**Data tied to figure images**.
■ ■ ■ ■ ■ ■ ■

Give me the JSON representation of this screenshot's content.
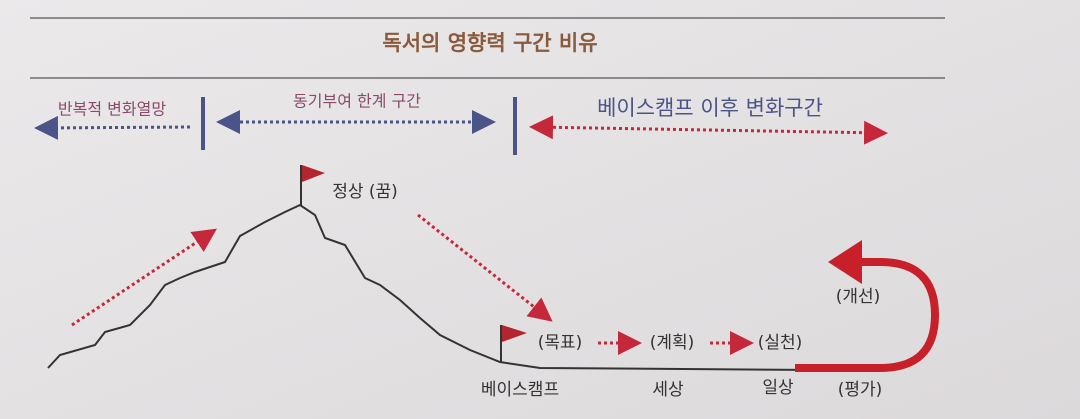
{
  "title": "독서의 영향력 구간 비유",
  "zones": [
    "반복적 변화열망",
    "동기부여 한계 구간",
    "베이스캠프 이후 변화구간"
  ],
  "labels": {
    "peak": "정상 (꿈)",
    "goal": "(목표)",
    "plan": "(계획)",
    "action": "(실천)",
    "basecamp": "베이스캠프",
    "world": "세상",
    "daily": "일상",
    "improve": "(개선)",
    "evaluate": "(평가)"
  }
}
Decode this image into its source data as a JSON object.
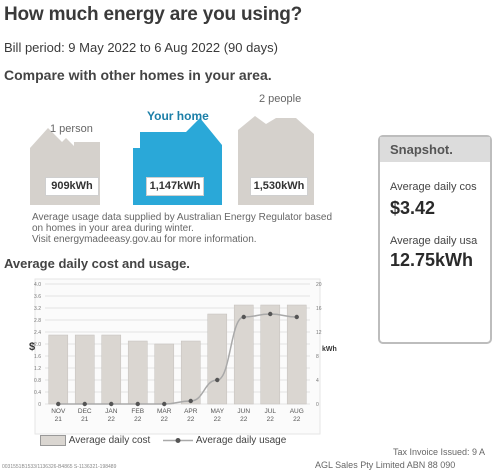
{
  "header": {
    "title": "How much energy are you using?",
    "bill_period": "Bill period: 9 May 2022 to 6 Aug 2022 (90 days)"
  },
  "compare": {
    "heading": "Compare with other homes in your area.",
    "homes": [
      {
        "label": "1 person",
        "usage": "909kWh"
      },
      {
        "label": "Your home",
        "usage": "1,147kWh"
      },
      {
        "label": "2 people",
        "usage": "1,530kWh"
      }
    ],
    "note_lines": [
      "Average usage data supplied by Australian Energy Regulator based",
      "on homes in your area during winter.",
      "Visit energymadeeasy.gov.au for more information."
    ]
  },
  "colors": {
    "your_home": "#2aa8d8",
    "other_home": "#d5d1cc",
    "bar_fill": "#dad6d1",
    "line": "#a9a9a9"
  },
  "snapshot": {
    "title": "Snapshot.",
    "items": [
      {
        "label": "Average daily cos",
        "value": "$3.42"
      },
      {
        "label": "Average daily usa",
        "value": "12.75kWh"
      }
    ]
  },
  "chart_data": {
    "type": "bar",
    "title": "Average daily cost and usage.",
    "xlabel": "",
    "ylabel": "$",
    "y2label": "kWh",
    "categories": [
      "NOV\n21",
      "DEC\n21",
      "JAN\n22",
      "FEB\n22",
      "MAR\n22",
      "APR\n22",
      "MAY\n22",
      "JUN\n22",
      "JUL\n22",
      "AUG\n22"
    ],
    "ylim": [
      0,
      4.0
    ],
    "y_ticks": [
      "0",
      "0.4",
      "0.8",
      "1.2",
      "1.6",
      "2.0",
      "2.4",
      "2.8",
      "3.2",
      "3.6",
      "4.0"
    ],
    "y2lim": [
      0,
      20
    ],
    "y2_ticks": [
      "0",
      "4",
      "8",
      "12",
      "16",
      "20"
    ],
    "grid": true,
    "legend_position": "bottom",
    "series": [
      {
        "name": "Average daily cost",
        "type": "bar",
        "axis": "left",
        "values": [
          2.3,
          2.3,
          2.3,
          2.1,
          2.0,
          2.1,
          3.0,
          3.3,
          3.3,
          3.3
        ]
      },
      {
        "name": "Average daily usage",
        "type": "line",
        "axis": "right",
        "values": [
          0,
          0,
          0,
          0,
          0,
          0.5,
          4.0,
          14.5,
          15.0,
          14.5
        ]
      }
    ]
  },
  "footer": {
    "line1": "Tax Invoice Issued: 9 A",
    "line2": "AGL Sales Pty Limited ABN 88 090",
    "tiny": "0031551B1533/1136326-B4865 S-1136321-198489"
  }
}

■ ■ ■ ■ ■ ■ ■

**WORK TO COMPLETE**.
Reproduce the records above exactly, leaving out every picture they contain.

**RESULT OF THIS EXERCISE**.
Give me the JSON representation of this screenshot's content.
{
  "title": "독서의 영향력 구간 비유",
  "zones": [
    "반복적 변화열망",
    "동기부여 한계 구간",
    "베이스캠프 이후 변화구간"
  ],
  "labels": {
    "peak": "정상 (꿈)",
    "goal": "(목표)",
    "plan": "(계획)",
    "action": "(실천)",
    "basecamp": "베이스캠프",
    "world": "세상",
    "daily": "일상",
    "improve": "(개선)",
    "evaluate": "(평가)"
  }
}
Decode this image into its source data as a JSON object.
{
  "header": {
    "title": "How much energy are you using?",
    "bill_period": "Bill period: 9 May 2022 to 6 Aug 2022 (90 days)"
  },
  "compare": {
    "heading": "Compare with other homes in your area.",
    "homes": [
      {
        "label": "1 person",
        "usage": "909kWh"
      },
      {
        "label": "Your home",
        "usage": "1,147kWh"
      },
      {
        "label": "2 people",
        "usage": "1,530kWh"
      }
    ],
    "note_lines": [
      "Average usage data supplied by Australian Energy Regulator based",
      "on homes in your area during winter.",
      "Visit energymadeeasy.gov.au for more information."
    ]
  },
  "colors": {
    "your_home": "#2aa8d8",
    "other_home": "#d5d1cc",
    "bar_fill": "#dad6d1",
    "line": "#a9a9a9"
  },
  "snapshot": {
    "title": "Snapshot.",
    "items": [
      {
        "label": "Average daily cos",
        "value": "$3.42"
      },
      {
        "label": "Average daily usa",
        "value": "12.75kWh"
      }
    ]
  },
  "chart_data": {
    "type": "bar",
    "title": "Average daily cost and usage.",
    "xlabel": "",
    "ylabel": "$",
    "y2label": "kWh",
    "categories": [
      "NOV\n21",
      "DEC\n21",
      "JAN\n22",
      "FEB\n22",
      "MAR\n22",
      "APR\n22",
      "MAY\n22",
      "JUN\n22",
      "JUL\n22",
      "AUG\n22"
    ],
    "ylim": [
      0,
      4.0
    ],
    "y_ticks": [
      "0",
      "0.4",
      "0.8",
      "1.2",
      "1.6",
      "2.0",
      "2.4",
      "2.8",
      "3.2",
      "3.6",
      "4.0"
    ],
    "y2lim": [
      0,
      20
    ],
    "y2_ticks": [
      "0",
      "4",
      "8",
      "12",
      "16",
      "20"
    ],
    "grid": true,
    "legend_position": "bottom",
    "series": [
      {
        "name": "Average daily cost",
        "type": "bar",
        "axis": "left",
        "values": [
          2.3,
          2.3,
          2.3,
          2.1,
          2.0,
          2.1,
          3.0,
          3.3,
          3.3,
          3.3
        ]
      },
      {
        "name": "Average daily usage",
        "type": "line",
        "axis": "right",
        "values": [
          0,
          0,
          0,
          0,
          0,
          0.5,
          4.0,
          14.5,
          15.0,
          14.5
        ]
      }
    ]
  },
  "footer": {
    "line1": "Tax Invoice Issued: 9 A",
    "line2": "AGL Sales Pty Limited ABN 88 090",
    "tiny": "0031551B1533/1136326-B4865 S-1136321-198489"
  }
}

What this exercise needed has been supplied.